Repeat exactly each line of the data provided below.

begin Material to process

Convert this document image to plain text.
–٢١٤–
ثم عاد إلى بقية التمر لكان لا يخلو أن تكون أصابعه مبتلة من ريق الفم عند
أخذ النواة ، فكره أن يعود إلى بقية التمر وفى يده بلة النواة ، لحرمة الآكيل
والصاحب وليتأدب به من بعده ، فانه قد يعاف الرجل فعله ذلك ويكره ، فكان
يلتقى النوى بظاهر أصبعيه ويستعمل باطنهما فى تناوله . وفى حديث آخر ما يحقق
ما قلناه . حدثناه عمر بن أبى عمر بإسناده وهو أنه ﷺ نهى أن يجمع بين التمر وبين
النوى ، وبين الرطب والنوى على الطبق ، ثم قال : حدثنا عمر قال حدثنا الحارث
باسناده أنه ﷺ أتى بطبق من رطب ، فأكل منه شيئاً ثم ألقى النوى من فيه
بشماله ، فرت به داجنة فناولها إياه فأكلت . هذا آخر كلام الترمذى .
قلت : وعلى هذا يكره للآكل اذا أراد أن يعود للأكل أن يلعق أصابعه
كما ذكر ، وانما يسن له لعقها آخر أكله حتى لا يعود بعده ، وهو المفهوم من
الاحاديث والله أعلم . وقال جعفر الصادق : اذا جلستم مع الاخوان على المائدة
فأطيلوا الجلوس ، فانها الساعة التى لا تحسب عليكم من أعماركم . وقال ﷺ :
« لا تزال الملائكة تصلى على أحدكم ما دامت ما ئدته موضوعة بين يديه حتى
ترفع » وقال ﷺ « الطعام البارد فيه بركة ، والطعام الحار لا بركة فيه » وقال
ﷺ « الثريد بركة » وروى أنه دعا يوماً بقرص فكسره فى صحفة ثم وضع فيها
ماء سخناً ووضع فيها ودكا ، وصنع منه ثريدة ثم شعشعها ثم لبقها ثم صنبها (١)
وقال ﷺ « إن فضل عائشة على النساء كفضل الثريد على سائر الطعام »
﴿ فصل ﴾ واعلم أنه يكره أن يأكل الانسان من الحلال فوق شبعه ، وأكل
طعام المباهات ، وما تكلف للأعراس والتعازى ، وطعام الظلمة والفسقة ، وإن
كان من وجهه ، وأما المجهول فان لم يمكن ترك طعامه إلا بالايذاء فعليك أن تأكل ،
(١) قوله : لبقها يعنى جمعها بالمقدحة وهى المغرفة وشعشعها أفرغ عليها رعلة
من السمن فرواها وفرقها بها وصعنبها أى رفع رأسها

end Material to process

■ Task output
Convert this document image to plain text.
–٢١٤–
ثم عاد إلى بقية التمر لكان لا يخلو أن تكون أصابعه مبتلة من ريق الفم عند
أخذ النواة ، فكره أن يعود إلى بقية التمر وفى يده بلة النواة ، لحرمة الآكيل
والصاحب وليتأدب به من بعده ، فانه قد يعاف الرجل فعله ذلك ويكره ، فكان
يلتقى النوى بظاهر أصبعيه ويستعمل باطنهما فى تناوله . وفى حديث آخر ما يحقق
ما قلناه . حدثناه عمر بن أبى عمر بإسناده وهو أنه ﷺ نهى أن يجمع بين التمر وبين
النوى ، وبين الرطب والنوى على الطبق ، ثم قال : حدثنا عمر قال حدثنا الحارث
باسناده أنه ﷺ أتى بطبق من رطب ، فأكل منه شيئاً ثم ألقى النوى من فيه
بشماله ، فرت به داجنة فناولها إياه فأكلت . هذا آخر كلام الترمذى .
قلت : وعلى هذا يكره للآكل اذا أراد أن يعود للأكل أن يلعق أصابعه
كما ذكر ، وانما يسن له لعقها آخر أكله حتى لا يعود بعده ، وهو المفهوم من
الاحاديث والله أعلم . وقال جعفر الصادق : اذا جلستم مع الاخوان على المائدة
فأطيلوا الجلوس ، فانها الساعة التى لا تحسب عليكم من أعماركم . وقال ﷺ :
« لا تزال الملائكة تصلى على أحدكم ما دامت ما ئدته موضوعة بين يديه حتى
ترفع » وقال ﷺ « الطعام البارد فيه بركة ، والطعام الحار لا بركة فيه » وقال
ﷺ « الثريد بركة » وروى أنه دعا يوماً بقرص فكسره فى صحفة ثم وضع فيها
ماء سخناً ووضع فيها ودكا ، وصنع منه ثريدة ثم شعشعها ثم لبقها ثم صنبها (١)
وقال ﷺ « إن فضل عائشة على النساء كفضل الثريد على سائر الطعام »
﴿ فصل ﴾ واعلم أنه يكره أن يأكل الانسان من الحلال فوق شبعه ، وأكل
طعام المباهات ، وما تكلف للأعراس والتعازى ، وطعام الظلمة والفسقة ، وإن
كان من وجهه ، وأما المجهول فان لم يمكن ترك طعامه إلا بالايذاء فعليك أن تأكل ،
(١) قوله : لبقها يعنى جمعها بالمقدحة وهى المغرفة وشعشعها أفرغ عليها رعلة
من السمن فرواها وفرقها بها وصعنبها أى رفع رأسها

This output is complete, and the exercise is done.